▶
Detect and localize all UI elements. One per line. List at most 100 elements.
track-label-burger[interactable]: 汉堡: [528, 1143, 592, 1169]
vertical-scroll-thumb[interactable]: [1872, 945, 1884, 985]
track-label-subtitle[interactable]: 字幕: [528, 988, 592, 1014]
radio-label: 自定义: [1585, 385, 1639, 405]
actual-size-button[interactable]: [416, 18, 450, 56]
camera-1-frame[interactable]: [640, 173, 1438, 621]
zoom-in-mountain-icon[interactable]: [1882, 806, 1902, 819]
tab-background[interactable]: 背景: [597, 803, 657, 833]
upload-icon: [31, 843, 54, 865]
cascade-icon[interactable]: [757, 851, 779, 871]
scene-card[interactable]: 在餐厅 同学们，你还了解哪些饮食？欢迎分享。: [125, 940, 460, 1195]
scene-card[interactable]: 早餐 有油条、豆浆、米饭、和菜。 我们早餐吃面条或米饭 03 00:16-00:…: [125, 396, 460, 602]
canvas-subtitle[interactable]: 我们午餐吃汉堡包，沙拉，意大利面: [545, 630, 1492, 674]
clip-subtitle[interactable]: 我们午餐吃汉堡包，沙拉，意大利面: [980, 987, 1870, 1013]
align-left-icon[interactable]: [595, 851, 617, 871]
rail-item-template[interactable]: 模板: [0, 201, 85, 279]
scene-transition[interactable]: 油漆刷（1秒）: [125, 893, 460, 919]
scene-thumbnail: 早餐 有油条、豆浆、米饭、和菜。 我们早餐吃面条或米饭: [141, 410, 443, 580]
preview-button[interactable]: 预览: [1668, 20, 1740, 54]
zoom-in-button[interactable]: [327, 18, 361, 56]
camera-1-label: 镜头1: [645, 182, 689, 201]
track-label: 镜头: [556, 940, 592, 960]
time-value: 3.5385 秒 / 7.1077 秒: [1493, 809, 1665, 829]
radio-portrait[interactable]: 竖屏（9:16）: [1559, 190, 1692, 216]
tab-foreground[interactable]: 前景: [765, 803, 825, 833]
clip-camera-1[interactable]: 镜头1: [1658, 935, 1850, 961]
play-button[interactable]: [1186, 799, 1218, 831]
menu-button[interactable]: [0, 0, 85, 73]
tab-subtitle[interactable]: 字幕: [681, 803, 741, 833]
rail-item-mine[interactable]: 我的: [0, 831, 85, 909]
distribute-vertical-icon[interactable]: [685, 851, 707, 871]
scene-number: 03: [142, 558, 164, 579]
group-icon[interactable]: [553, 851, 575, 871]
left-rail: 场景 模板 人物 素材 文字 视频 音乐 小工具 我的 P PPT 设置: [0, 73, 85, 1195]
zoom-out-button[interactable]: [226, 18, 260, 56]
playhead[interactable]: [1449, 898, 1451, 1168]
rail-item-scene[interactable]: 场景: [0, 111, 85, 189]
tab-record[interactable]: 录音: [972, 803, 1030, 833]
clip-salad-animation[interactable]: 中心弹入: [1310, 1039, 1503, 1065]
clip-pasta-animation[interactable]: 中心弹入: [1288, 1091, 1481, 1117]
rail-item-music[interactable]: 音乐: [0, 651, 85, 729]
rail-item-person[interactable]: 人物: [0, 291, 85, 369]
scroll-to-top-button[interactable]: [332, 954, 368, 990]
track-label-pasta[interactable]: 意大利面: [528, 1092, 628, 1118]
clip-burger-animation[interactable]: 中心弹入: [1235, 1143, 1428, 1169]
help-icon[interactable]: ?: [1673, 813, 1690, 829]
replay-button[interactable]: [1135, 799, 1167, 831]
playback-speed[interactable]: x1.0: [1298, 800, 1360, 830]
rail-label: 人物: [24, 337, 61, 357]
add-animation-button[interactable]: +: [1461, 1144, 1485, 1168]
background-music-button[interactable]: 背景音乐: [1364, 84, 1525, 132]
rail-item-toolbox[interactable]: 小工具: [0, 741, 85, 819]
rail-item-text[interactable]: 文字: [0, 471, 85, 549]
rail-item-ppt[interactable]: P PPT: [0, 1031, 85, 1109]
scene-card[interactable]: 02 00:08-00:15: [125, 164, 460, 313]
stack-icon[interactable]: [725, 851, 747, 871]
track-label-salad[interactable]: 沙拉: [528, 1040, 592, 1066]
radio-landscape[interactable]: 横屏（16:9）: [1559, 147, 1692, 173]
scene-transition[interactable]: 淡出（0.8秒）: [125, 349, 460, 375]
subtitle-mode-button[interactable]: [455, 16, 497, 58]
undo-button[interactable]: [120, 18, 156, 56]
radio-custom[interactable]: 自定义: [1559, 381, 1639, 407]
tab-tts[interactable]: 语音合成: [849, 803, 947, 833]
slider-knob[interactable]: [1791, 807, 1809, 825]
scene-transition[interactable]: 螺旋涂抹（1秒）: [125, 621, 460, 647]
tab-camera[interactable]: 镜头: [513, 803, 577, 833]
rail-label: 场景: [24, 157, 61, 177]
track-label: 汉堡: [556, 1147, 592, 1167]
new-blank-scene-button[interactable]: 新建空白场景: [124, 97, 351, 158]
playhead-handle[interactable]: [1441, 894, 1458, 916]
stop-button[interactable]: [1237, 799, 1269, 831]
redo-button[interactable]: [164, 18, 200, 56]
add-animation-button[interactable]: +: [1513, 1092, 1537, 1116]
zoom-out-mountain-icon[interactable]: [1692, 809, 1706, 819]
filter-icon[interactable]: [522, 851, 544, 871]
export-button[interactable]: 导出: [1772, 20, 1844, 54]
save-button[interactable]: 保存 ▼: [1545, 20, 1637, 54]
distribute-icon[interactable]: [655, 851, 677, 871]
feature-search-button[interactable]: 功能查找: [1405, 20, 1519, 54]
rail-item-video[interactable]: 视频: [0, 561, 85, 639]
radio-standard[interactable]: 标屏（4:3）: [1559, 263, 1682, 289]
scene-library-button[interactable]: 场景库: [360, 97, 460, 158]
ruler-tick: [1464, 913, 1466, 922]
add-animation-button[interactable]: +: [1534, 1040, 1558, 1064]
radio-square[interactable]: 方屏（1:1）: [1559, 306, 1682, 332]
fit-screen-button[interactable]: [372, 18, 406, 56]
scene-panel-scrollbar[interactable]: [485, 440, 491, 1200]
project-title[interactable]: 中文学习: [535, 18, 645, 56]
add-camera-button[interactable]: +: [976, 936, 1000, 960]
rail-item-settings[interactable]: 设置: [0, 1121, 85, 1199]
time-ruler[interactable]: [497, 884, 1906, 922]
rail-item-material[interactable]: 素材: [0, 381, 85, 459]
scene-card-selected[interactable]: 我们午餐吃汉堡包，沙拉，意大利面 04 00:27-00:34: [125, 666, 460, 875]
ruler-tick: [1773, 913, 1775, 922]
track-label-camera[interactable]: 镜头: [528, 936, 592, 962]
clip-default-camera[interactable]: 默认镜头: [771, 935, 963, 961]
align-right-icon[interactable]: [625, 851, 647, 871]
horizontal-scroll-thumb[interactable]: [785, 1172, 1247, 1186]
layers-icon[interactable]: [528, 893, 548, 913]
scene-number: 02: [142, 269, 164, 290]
◀
▶ [What you will do]:
Revise the records starting at the first line and ending at the line containing "radio-label: 自定义: [1585, 385, 1639, 405]", replacing "interactable" with "clickable" and leaving everything else unchanged.

▶ [Reply to the exercise]:
Detect and localize all UI elements. One per line. List at most 100 elements.
track-label-burger[clickable]: 汉堡: [528, 1143, 592, 1169]
vertical-scroll-thumb[clickable]: [1872, 945, 1884, 985]
track-label-subtitle[clickable]: 字幕: [528, 988, 592, 1014]
radio-label: 自定义: [1585, 385, 1639, 405]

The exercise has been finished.